Input records:

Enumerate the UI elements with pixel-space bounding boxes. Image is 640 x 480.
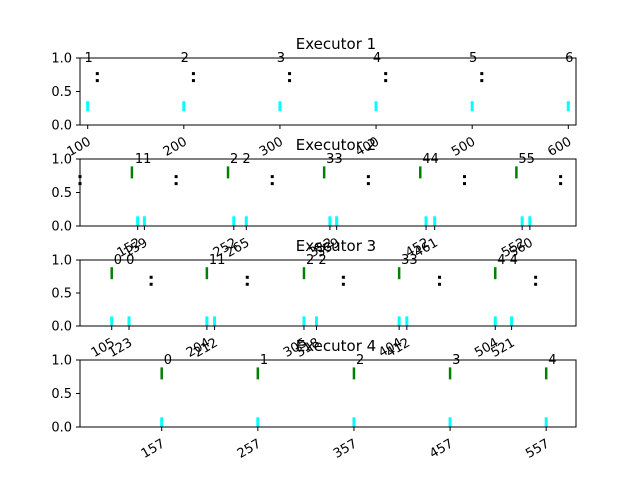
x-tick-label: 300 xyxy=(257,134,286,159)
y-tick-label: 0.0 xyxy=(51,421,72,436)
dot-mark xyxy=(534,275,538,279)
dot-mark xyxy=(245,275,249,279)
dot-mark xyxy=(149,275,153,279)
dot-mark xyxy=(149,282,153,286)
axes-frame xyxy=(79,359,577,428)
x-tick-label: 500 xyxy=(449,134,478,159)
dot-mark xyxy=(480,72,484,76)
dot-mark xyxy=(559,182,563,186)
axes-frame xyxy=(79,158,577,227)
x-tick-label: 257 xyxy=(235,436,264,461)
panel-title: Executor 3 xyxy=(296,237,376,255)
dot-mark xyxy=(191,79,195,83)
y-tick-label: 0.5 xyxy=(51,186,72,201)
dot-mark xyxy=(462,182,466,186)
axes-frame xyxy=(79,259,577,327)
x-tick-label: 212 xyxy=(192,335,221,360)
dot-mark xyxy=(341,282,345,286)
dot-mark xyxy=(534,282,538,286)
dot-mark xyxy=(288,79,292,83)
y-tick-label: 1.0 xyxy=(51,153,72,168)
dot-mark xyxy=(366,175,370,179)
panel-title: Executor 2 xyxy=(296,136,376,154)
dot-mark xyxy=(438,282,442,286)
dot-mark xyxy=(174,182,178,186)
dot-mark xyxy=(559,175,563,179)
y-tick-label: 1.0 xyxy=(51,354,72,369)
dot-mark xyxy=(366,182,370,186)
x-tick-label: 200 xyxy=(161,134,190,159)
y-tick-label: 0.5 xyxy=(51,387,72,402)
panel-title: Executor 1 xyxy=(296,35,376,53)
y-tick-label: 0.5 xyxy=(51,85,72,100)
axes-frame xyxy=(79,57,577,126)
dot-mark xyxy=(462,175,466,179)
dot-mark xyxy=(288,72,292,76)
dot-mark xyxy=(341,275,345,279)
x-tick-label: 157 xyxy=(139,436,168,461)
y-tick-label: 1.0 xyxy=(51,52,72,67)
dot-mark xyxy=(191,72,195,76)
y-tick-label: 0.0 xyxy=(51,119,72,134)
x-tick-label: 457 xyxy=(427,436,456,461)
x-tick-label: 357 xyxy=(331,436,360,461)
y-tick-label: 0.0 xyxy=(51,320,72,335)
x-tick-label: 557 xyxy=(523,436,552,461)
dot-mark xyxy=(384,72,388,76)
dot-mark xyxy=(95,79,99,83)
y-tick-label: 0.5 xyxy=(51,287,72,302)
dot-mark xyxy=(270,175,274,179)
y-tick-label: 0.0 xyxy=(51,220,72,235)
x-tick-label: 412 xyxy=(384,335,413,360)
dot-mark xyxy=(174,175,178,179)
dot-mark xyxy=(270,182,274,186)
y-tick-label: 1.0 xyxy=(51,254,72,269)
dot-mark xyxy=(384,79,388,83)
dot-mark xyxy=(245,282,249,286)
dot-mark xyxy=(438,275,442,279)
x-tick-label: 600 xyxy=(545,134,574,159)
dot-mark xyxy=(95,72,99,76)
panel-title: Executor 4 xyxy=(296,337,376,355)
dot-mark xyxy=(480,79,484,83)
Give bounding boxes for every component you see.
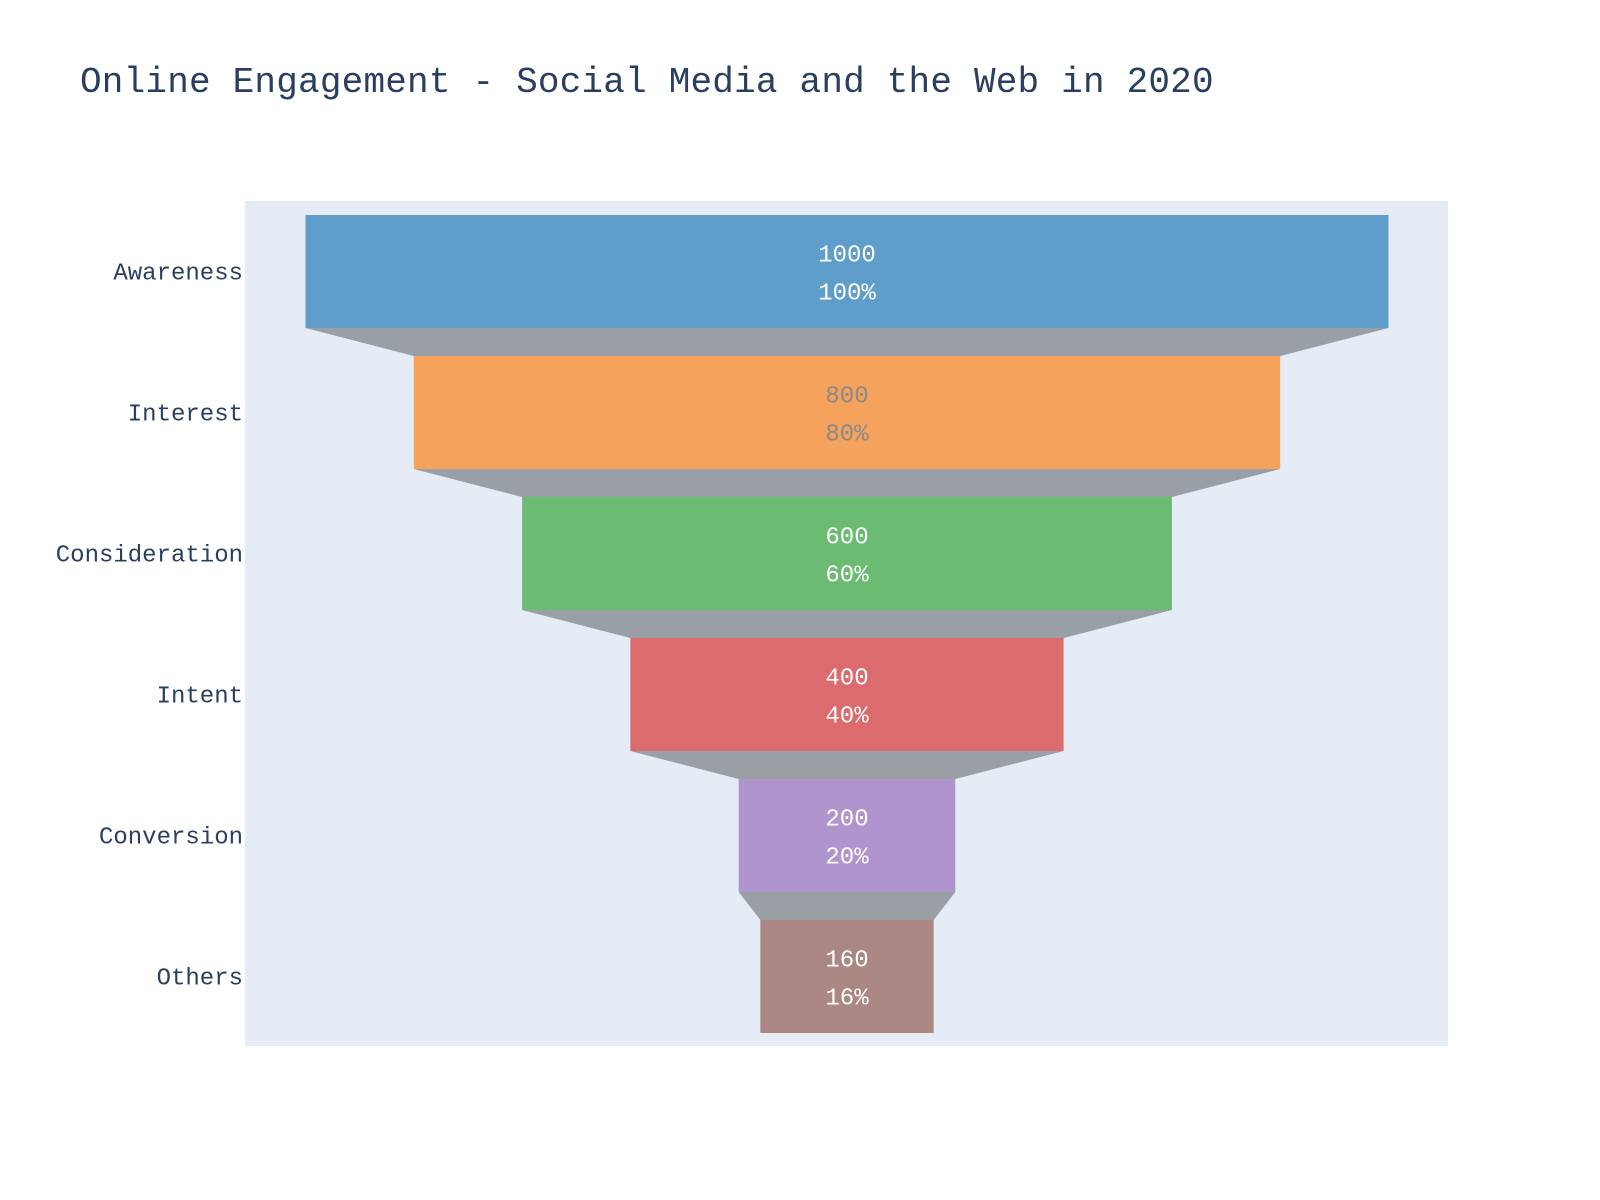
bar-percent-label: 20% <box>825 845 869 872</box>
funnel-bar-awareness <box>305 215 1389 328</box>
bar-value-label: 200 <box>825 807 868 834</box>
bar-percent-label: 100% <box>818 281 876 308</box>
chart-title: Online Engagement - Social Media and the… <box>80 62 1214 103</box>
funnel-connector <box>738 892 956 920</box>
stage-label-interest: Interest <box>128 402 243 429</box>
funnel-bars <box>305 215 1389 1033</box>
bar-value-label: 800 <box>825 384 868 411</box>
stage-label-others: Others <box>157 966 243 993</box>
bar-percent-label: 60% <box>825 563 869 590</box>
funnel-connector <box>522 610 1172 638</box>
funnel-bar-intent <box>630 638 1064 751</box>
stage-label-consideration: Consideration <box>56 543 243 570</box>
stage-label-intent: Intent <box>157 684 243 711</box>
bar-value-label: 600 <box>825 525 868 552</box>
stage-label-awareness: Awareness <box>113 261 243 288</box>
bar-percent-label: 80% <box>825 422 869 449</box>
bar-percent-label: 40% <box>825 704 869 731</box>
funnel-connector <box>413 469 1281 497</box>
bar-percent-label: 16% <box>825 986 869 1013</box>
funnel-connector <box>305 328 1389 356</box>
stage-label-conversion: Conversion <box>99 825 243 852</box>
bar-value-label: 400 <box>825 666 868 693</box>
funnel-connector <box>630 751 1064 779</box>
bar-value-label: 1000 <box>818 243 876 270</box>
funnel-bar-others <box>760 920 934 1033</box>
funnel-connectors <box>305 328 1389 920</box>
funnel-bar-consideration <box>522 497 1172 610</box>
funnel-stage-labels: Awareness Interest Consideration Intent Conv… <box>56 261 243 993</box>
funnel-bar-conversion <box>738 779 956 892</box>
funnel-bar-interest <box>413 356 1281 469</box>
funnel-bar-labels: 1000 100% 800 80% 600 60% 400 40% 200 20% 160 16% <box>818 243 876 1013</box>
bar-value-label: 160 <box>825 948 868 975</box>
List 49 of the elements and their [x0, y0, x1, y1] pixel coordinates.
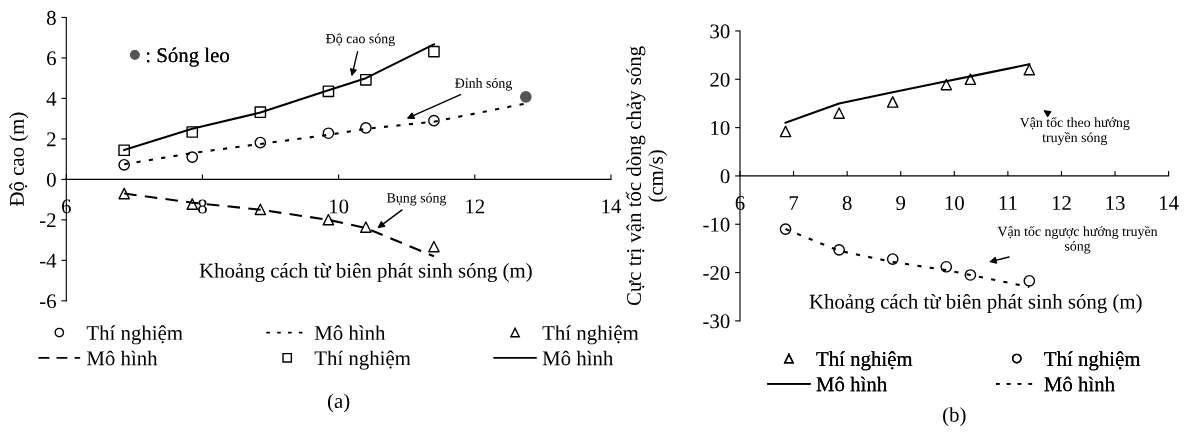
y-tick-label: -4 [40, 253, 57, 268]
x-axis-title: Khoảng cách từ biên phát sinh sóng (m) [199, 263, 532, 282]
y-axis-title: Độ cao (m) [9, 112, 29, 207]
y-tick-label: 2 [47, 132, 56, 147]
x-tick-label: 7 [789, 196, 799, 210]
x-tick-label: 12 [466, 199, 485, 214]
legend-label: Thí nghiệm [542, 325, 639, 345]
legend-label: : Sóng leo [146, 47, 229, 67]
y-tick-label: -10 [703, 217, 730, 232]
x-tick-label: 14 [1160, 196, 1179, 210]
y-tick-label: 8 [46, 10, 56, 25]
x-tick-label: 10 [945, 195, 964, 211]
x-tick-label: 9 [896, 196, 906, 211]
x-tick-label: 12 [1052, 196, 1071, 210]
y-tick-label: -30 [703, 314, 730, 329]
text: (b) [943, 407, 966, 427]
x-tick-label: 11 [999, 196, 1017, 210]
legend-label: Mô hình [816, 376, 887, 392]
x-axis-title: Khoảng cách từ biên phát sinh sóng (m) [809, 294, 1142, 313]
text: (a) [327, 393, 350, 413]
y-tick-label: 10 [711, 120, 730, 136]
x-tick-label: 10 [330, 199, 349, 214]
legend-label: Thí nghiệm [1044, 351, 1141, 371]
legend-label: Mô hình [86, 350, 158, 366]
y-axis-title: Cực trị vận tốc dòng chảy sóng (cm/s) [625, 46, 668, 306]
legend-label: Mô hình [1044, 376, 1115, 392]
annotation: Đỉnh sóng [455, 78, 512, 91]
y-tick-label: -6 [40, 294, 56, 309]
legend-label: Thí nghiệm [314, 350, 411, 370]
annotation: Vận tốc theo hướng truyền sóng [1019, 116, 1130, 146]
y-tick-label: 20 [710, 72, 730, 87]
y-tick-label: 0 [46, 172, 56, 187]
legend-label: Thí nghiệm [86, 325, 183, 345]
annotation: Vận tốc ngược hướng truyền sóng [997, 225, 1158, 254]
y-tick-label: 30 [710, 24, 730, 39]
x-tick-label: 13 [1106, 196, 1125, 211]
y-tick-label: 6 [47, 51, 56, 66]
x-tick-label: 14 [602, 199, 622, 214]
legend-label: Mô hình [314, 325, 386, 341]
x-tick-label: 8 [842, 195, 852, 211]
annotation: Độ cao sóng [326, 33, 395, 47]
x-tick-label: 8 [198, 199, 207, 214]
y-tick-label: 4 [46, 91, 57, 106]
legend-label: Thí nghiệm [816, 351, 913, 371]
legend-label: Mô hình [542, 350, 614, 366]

What to do:
Print the lines of the records verbatim, starting with the line that contains "x-tick-label: 300 xyxy=(257,134,286,159)" and continuing through the line that contains "panel-title: Executor 2", with both of those lines included.

Worked answer:
x-tick-label: 300 xyxy=(257,134,286,159)
y-tick-label: 0.0 xyxy=(51,421,72,436)
dot-mark xyxy=(534,275,538,279)
dot-mark xyxy=(245,275,249,279)
dot-mark xyxy=(149,275,153,279)
dot-mark xyxy=(149,282,153,286)
axes-frame xyxy=(79,359,577,428)
x-tick-label: 500 xyxy=(449,134,478,159)
dot-mark xyxy=(480,72,484,76)
dot-mark xyxy=(559,182,563,186)
axes-frame xyxy=(79,158,577,227)
x-tick-label: 257 xyxy=(235,436,264,461)
panel-title: Executor 3 xyxy=(296,237,376,255)
dot-mark xyxy=(191,79,195,83)
y-tick-label: 0.5 xyxy=(51,186,72,201)
dot-mark xyxy=(462,182,466,186)
axes-frame xyxy=(79,259,577,327)
x-tick-label: 212 xyxy=(192,335,221,360)
dot-mark xyxy=(341,282,345,286)
dot-mark xyxy=(534,282,538,286)
dot-mark xyxy=(288,79,292,83)
y-tick-label: 1.0 xyxy=(51,153,72,168)
dot-mark xyxy=(366,175,370,179)
panel-title: Executor 2 xyxy=(296,136,376,154)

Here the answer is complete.